(Dataset listings of figures)
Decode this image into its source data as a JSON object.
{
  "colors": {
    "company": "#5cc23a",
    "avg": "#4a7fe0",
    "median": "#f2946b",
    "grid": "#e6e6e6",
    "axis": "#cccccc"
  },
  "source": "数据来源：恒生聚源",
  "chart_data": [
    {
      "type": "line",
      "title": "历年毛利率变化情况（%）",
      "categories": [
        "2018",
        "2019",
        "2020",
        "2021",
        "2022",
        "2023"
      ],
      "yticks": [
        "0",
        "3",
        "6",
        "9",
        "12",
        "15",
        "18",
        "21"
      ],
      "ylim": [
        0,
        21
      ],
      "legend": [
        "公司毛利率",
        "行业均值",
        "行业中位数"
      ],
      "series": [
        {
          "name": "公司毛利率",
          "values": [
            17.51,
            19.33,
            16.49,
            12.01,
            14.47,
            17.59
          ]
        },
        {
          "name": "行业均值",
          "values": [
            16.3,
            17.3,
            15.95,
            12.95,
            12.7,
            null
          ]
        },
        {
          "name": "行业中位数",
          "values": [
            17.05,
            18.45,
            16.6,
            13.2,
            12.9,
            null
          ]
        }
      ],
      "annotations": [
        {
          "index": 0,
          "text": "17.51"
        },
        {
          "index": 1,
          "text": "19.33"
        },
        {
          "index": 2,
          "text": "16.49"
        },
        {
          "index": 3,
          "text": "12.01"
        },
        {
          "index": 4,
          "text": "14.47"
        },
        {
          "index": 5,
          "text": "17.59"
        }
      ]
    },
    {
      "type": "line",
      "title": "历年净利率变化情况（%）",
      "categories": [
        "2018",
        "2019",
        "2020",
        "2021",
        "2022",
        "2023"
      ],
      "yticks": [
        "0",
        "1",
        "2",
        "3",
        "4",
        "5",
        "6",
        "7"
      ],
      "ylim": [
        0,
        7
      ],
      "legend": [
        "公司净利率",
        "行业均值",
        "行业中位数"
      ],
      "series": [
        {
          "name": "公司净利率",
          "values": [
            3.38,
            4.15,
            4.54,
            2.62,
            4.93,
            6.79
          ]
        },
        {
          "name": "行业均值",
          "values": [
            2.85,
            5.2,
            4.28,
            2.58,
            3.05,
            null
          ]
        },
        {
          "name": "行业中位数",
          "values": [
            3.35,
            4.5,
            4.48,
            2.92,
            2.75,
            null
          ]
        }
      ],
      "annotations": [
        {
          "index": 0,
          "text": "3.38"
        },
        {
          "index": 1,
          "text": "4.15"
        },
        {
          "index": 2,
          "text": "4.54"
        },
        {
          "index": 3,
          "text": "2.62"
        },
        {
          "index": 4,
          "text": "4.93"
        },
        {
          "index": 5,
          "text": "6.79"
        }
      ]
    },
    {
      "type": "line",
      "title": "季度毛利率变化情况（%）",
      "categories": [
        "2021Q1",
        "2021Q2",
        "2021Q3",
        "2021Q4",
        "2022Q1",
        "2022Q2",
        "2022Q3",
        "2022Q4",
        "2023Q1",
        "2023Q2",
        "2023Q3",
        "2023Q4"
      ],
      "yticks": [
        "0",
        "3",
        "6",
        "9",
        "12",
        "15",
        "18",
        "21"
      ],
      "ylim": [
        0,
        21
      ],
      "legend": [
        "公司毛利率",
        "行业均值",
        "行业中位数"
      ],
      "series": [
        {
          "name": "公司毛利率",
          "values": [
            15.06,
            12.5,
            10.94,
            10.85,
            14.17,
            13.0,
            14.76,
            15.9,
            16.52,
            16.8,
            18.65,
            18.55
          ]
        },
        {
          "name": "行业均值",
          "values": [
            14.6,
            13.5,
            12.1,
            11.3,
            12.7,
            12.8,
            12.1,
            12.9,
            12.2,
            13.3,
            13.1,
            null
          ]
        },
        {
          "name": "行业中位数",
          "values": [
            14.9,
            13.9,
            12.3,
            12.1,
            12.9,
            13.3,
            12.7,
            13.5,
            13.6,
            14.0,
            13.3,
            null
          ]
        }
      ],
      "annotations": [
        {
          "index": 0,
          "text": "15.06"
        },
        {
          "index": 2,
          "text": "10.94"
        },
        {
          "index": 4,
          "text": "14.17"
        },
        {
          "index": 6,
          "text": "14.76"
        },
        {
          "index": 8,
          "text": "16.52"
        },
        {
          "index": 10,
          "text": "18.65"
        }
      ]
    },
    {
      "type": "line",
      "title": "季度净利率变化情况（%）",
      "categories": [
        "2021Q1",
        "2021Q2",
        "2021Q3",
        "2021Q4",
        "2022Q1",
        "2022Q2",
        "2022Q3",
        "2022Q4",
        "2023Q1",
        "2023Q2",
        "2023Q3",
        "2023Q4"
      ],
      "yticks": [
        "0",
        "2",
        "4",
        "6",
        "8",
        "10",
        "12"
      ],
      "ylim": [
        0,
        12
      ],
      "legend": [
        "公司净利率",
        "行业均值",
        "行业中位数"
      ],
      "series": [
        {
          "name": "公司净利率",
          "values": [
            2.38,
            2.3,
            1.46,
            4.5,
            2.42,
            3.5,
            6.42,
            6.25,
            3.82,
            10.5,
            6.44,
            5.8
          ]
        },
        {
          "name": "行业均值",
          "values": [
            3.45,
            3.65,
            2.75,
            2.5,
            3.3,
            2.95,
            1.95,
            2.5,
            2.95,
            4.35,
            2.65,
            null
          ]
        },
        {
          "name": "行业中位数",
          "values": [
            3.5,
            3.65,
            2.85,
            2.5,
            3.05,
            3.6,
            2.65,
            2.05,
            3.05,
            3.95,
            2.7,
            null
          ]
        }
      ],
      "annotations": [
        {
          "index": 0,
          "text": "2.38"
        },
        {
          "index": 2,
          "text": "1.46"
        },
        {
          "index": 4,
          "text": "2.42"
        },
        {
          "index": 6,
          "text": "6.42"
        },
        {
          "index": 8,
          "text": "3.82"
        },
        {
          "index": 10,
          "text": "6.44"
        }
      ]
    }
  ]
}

* * *

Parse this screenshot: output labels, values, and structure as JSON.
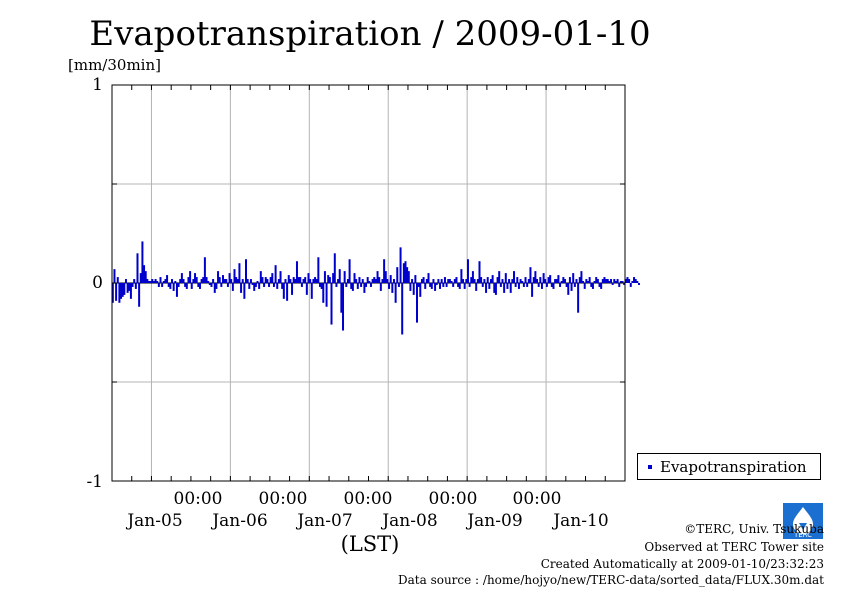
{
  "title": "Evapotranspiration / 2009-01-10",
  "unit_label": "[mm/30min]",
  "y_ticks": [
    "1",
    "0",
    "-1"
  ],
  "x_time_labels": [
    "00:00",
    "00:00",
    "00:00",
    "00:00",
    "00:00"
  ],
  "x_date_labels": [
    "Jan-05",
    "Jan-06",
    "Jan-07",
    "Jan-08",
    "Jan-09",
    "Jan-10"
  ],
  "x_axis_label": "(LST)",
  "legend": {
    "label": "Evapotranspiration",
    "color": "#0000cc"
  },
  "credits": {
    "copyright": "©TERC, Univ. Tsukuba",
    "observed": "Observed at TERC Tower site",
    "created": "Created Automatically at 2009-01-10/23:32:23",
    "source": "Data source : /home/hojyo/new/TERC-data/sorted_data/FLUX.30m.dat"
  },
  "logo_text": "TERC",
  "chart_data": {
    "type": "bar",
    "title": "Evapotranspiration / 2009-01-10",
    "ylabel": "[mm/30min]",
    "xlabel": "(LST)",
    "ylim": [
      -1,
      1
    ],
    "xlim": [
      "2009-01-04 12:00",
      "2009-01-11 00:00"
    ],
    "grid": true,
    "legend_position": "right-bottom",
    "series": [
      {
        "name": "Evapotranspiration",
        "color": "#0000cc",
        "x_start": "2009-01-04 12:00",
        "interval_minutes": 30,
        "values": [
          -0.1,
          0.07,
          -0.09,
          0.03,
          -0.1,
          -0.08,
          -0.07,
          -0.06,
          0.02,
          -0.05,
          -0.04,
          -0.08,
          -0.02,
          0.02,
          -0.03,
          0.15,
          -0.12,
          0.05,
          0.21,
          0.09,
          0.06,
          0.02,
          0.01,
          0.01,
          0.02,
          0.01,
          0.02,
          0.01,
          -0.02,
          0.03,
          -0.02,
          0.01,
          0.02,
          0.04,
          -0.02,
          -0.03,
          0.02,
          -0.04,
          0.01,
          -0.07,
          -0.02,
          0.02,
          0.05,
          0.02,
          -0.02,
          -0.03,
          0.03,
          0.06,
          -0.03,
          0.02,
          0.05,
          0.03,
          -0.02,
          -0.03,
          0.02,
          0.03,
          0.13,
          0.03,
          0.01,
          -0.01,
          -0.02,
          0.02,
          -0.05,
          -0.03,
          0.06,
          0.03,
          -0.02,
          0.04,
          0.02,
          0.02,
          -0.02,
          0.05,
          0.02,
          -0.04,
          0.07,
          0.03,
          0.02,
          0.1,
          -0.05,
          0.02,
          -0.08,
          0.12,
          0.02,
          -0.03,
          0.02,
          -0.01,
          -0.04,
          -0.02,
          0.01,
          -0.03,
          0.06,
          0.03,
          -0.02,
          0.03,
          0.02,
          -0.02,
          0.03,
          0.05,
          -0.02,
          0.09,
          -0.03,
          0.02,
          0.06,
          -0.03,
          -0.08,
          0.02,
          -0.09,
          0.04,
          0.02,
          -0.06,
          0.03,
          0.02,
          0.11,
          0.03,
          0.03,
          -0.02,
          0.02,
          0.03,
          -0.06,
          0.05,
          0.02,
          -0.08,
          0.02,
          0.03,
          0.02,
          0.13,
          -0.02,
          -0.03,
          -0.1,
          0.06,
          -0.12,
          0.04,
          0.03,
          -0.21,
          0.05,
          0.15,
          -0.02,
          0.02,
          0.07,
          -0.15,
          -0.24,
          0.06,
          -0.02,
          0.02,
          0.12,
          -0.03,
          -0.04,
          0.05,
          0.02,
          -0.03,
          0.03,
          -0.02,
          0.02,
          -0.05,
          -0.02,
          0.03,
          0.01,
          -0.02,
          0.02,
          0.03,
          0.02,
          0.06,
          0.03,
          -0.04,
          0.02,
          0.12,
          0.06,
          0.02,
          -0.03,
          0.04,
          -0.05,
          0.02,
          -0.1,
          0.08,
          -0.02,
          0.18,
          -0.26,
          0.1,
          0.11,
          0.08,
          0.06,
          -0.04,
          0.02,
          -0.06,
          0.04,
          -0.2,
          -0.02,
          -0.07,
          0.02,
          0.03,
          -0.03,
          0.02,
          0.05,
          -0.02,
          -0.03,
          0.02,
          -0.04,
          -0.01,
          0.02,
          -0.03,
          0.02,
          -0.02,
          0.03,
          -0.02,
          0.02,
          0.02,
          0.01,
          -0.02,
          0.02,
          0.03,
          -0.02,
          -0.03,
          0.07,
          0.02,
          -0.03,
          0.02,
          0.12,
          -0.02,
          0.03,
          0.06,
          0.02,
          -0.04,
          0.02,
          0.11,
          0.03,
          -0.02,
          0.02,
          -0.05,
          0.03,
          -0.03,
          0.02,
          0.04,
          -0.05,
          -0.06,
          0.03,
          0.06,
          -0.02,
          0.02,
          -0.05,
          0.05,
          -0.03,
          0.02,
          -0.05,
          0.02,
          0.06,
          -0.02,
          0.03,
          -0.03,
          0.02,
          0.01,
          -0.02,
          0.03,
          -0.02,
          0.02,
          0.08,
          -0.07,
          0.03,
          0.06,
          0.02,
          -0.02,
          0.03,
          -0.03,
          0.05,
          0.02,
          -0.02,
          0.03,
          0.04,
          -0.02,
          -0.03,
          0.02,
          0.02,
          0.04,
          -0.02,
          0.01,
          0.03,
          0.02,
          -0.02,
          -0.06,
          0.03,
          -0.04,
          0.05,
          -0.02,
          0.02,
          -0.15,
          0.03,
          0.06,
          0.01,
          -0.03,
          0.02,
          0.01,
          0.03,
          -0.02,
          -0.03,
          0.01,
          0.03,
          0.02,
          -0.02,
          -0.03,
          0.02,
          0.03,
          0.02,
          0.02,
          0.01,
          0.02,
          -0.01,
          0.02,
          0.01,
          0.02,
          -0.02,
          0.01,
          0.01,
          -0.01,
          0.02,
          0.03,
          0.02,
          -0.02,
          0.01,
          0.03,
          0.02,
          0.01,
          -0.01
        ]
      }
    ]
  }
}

==

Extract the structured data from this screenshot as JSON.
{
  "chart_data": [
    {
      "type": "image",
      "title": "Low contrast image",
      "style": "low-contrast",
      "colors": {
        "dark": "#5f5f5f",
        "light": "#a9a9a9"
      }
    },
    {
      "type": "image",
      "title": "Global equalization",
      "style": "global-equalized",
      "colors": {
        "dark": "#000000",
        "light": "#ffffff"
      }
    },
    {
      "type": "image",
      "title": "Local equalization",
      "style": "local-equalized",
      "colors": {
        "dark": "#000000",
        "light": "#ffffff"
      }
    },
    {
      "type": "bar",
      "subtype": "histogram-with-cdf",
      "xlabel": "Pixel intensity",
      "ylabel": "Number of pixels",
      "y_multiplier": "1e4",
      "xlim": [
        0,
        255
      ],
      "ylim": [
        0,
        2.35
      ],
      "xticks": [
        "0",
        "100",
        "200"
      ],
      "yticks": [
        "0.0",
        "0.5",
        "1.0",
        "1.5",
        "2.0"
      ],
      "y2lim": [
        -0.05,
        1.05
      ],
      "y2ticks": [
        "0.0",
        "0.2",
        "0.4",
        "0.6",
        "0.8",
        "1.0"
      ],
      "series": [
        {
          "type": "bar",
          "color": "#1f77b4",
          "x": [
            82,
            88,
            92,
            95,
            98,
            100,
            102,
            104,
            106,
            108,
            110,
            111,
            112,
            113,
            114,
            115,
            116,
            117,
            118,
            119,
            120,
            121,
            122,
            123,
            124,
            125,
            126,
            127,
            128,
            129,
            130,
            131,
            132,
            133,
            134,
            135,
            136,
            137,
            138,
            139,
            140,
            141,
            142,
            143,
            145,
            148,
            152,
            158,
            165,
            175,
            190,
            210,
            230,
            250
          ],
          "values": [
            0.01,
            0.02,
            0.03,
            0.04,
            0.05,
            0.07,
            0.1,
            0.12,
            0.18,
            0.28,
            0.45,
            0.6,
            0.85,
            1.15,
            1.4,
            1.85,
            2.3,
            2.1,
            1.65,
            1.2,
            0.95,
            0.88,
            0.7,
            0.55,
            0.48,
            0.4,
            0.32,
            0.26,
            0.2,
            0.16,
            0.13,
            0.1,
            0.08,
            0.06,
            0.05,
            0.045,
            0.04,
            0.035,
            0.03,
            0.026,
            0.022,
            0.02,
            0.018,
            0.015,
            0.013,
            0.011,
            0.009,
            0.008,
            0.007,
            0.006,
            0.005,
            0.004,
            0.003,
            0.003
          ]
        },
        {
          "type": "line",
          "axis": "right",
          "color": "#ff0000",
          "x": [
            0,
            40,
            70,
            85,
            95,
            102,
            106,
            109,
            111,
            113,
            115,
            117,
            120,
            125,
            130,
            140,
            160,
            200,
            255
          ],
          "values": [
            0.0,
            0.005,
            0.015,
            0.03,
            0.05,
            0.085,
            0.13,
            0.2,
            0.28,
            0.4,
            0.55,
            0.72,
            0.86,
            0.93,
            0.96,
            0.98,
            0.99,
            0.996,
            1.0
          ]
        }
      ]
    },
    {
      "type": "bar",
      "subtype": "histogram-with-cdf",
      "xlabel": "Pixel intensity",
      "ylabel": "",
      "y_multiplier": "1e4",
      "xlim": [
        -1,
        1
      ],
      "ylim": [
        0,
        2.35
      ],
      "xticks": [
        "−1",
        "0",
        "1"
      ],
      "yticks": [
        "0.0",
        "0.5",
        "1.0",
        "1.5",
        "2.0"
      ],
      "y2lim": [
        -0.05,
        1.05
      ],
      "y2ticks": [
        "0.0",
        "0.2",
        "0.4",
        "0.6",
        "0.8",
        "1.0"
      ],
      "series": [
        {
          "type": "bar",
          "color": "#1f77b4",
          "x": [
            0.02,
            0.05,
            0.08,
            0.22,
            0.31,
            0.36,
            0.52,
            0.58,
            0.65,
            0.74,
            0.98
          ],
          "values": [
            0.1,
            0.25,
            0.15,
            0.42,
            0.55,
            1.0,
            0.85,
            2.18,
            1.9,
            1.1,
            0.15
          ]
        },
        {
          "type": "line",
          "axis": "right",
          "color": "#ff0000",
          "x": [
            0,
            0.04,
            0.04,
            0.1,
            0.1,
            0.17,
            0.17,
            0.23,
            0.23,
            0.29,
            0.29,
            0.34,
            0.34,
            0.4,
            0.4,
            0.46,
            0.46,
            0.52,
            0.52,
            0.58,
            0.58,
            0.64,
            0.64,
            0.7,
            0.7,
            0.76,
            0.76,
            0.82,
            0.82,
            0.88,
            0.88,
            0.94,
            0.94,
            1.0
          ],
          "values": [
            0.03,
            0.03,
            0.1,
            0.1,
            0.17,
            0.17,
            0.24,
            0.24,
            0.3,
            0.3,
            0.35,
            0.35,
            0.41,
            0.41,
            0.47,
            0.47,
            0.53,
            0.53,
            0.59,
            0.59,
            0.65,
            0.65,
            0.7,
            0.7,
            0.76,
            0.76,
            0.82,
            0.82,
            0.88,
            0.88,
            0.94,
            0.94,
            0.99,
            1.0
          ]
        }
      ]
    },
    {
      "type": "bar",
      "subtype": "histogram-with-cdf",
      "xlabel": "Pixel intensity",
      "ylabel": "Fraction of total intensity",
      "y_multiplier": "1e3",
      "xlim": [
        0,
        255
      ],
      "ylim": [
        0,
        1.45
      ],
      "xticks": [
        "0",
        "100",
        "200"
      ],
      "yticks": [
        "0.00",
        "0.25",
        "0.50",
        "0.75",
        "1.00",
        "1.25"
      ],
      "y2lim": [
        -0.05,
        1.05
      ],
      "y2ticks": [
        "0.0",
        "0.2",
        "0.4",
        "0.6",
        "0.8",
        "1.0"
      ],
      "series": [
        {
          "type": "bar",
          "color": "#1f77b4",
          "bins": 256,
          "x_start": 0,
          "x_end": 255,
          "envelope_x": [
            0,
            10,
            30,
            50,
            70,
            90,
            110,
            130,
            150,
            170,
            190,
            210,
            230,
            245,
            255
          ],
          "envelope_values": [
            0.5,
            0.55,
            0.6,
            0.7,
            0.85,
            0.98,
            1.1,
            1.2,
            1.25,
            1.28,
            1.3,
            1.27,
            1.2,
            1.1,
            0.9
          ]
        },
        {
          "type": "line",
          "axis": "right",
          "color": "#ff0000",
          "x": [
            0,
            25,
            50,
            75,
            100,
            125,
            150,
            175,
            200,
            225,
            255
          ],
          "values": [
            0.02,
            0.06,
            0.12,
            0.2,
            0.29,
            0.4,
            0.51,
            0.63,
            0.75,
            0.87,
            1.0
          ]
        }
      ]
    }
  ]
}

* **Problem requirements**
Gather and return every line that holds the string "JSON".

* **Correct response**
Decode this image into its source data as a JSON object.
Parse this screenshot: output labels, values, and structure as JSON.
Extract the structured data from this screenshot as JSON.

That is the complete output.